### Do this:
Send back the entries below exactly as they appear.
====== Stored rows
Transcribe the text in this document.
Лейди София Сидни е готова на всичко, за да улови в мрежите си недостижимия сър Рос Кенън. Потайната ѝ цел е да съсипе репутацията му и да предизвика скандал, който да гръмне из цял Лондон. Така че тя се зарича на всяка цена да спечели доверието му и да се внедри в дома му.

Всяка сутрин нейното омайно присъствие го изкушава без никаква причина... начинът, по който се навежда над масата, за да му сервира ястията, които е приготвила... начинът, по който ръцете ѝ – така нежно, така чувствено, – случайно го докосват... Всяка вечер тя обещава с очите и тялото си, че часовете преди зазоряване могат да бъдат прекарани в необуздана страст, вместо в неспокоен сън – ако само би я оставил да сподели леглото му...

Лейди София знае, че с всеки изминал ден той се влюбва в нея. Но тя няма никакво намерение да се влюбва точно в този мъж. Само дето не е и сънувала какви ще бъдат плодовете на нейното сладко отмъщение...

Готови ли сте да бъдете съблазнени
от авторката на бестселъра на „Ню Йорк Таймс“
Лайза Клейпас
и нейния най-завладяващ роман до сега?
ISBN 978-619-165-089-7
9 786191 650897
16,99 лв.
============
### Exercise answer:
Transcribe the text in this document.
Лейди София Сидни е готова на всичко, за да улови в мрежите си недостижимия сър Рос Кенън. Потайната ѝ цел е да съсипе репутацията му и да предизвика скандал, който да гръмне из цял Лондон. Така че тя се зарича на всяка цена да спечели доверието му и да се внедри в дома му.

Всяка сутрин нейното омайно присъствие го изкушава без никаква причина... начинът, по който се навежда над масата, за да му сервира ястията, които е приготвила... начинът, по който ръцете ѝ – така нежно, така чувствено, – случайно го докосват... Всяка вечер тя обещава с очите и тялото си, че часовете преди зазоряване могат да бъдат прекарани в необуздана страст, вместо в неспокоен сън – ако само би я оставил да сподели леглото му...

Лейди София знае, че с всеки изминал ден той се влюбва в нея. Но тя няма никакво намерение да се влюбва точно в този мъж. Само дето не е и сънувала какви ще бъдат плодовете на нейното сладко отмъщение...

Готови ли сте да бъдете съблазнени
от авторката на бестселъра на „Ню Йорк Таймс“
Лайза Клейпас
и нейния най-завладяващ роман до сега?
ISBN 978-619-165-089-7
9 786191 650897
16,99 лв.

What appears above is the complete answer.